The input:
____

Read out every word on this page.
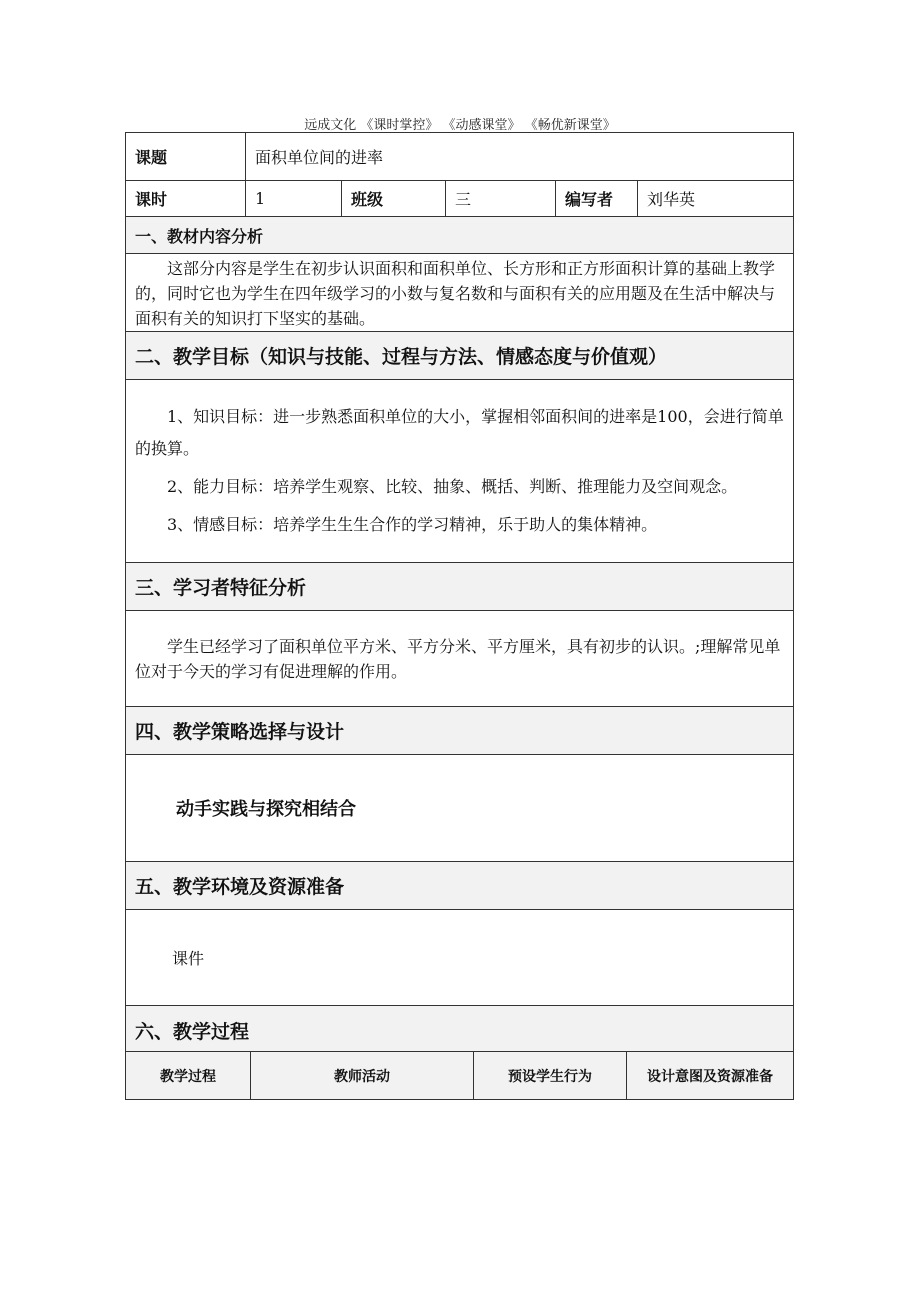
远成文化 《课时掌控》 《动感课堂》 《畅优新课堂》
课题	面积单位间的进率				
课时	1	班级	三	编写者	刘华英
一、教材内容分析					
这部分内容是学生在初步认识面积和面积单位、长方形和正方形面积计算的基础上教学的，同时它也为学生在四年级学习的小数与复名数和与面积有关的应用题及在生活中解决与面积有关的知识打下坚实的基础。					
二、教学目标（知识与技能、过程与方法、情感态度与价值观）					

1、知识目标：进一步熟悉面积单位的大小，掌握相邻面积间的进率是100，会进行简单的换算。

2、能力目标：培养学生观察、比较、抽象、概括、判断、推理能力及空间观念。

3、情感目标：培养学生生生合作的学习精神，乐于助人的集体精神。					

三、学习者特征分析					
学生已经学习了面积单位平方米、平方分米、平方厘米，具有初步的认识。;理解常见单位对于今天的学习有促进理解的作用。					
四、教学策略选择与设计					
动手实践与探究相结合					
五、教学环境及资源准备					
课件					
六、教学过程					
教学过程	教师活动	预设学生行为	设计意图及资源准备
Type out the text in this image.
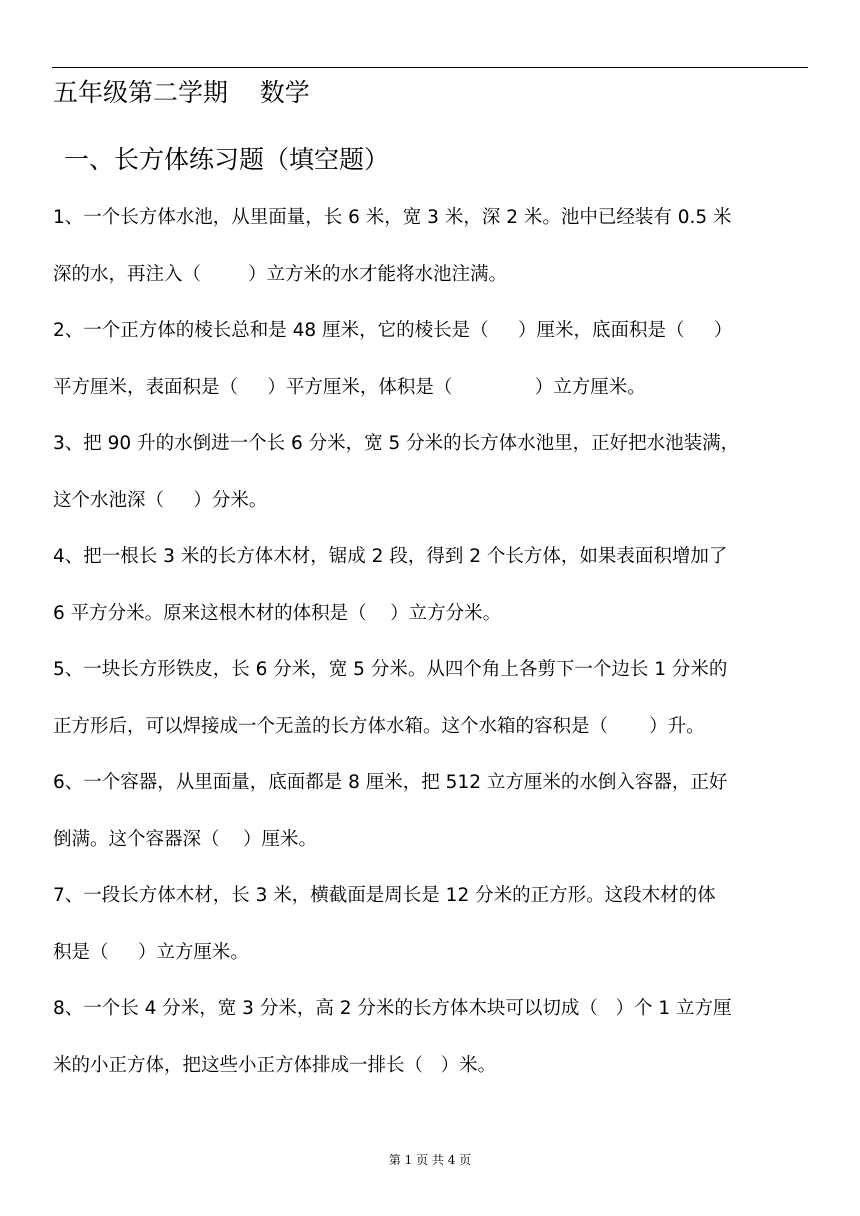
五年级第二学期    数学
一、长方体练习题（填空题）
1、一个长方体水池，从里面量，长 6 米，宽 3 米，深 2 米。池中已经装有 0.5 米
深的水，再注入（        ）立方米的水才能将水池注满。
2、一个正方体的棱长总和是 48 厘米，它的棱长是（     ）厘米，底面积是（     ）
平方厘米，表面积是（     ）平方厘米，体积是（              ）立方厘米。
3、把 90 升的水倒进一个长 6 分米，宽 5 分米的长方体水池里，正好把水池装满，
这个水池深（     ）分米。
4、把一根长 3 米的长方体木材，锯成 2 段，得到 2 个长方体，如果表面积增加了
6 平方分米。原来这根木材的体积是（    ）立方分米。
5、一块长方形铁皮，长 6 分米，宽 5 分米。从四个角上各剪下一个边长 1 分米的
正方形后，可以焊接成一个无盖的长方体水箱。这个水箱的容积是（       ）升。
6、一个容器，从里面量，底面都是 8 厘米，把 512 立方厘米的水倒入容器，正好
倒满。这个容器深（    ）厘米。
7、一段长方体木材，长 3 米，横截面是周长是 12 分米的正方形。这段木材的体
积是（     ）立方厘米。
8、一个长 4 分米，宽 3 分米，高 2 分米的长方体木块可以切成（   ）个 1 立方厘
米的小正方体，把这些小正方体排成一排长（   ）米。
第 1 页 共 4 页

____

Your instructions:
Output the data above without changes, apart from leaving out the pictures.

Result:
Read out every word on this page.
远成文化 《课时掌控》 《动感课堂》 《畅优新课堂》
课题	面积单位间的进率				
课时	1	班级	三	编写者	刘华英
一、教材内容分析					
这部分内容是学生在初步认识面积和面积单位、长方形和正方形面积计算的基础上教学的，同时它也为学生在四年级学习的小数与复名数和与面积有关的应用题及在生活中解决与面积有关的知识打下坚实的基础。					
二、教学目标（知识与技能、过程与方法、情感态度与价值观）					

1、知识目标：进一步熟悉面积单位的大小，掌握相邻面积间的进率是100，会进行简单的换算。

2、能力目标：培养学生观察、比较、抽象、概括、判断、推理能力及空间观念。

3、情感目标：培养学生生生合作的学习精神，乐于助人的集体精神。					

三、学习者特征分析					
学生已经学习了面积单位平方米、平方分米、平方厘米，具有初步的认识。;理解常见单位对于今天的学习有促进理解的作用。					
四、教学策略选择与设计					
动手实践与探究相结合					
五、教学环境及资源准备					
课件					
六、教学过程					
教学过程	教师活动	预设学生行为	设计意图及资源准备
Type out the text in this image.
五年级第二学期    数学
一、长方体练习题（填空题）
1、一个长方体水池，从里面量，长 6 米，宽 3 米，深 2 米。池中已经装有 0.5 米
深的水，再注入（        ）立方米的水才能将水池注满。
2、一个正方体的棱长总和是 48 厘米，它的棱长是（     ）厘米，底面积是（     ）
平方厘米，表面积是（     ）平方厘米，体积是（              ）立方厘米。
3、把 90 升的水倒进一个长 6 分米，宽 5 分米的长方体水池里，正好把水池装满，
这个水池深（     ）分米。
4、把一根长 3 米的长方体木材，锯成 2 段，得到 2 个长方体，如果表面积增加了
6 平方分米。原来这根木材的体积是（    ）立方分米。
5、一块长方形铁皮，长 6 分米，宽 5 分米。从四个角上各剪下一个边长 1 分米的
正方形后，可以焊接成一个无盖的长方体水箱。这个水箱的容积是（       ）升。
6、一个容器，从里面量，底面都是 8 厘米，把 512 立方厘米的水倒入容器，正好
倒满。这个容器深（    ）厘米。
7、一段长方体木材，长 3 米，横截面是周长是 12 分米的正方形。这段木材的体
积是（     ）立方厘米。
8、一个长 4 分米，宽 3 分米，高 2 分米的长方体木块可以切成（   ）个 1 立方厘
米的小正方体，把这些小正方体排成一排长（   ）米。
第 1 页 共 4 页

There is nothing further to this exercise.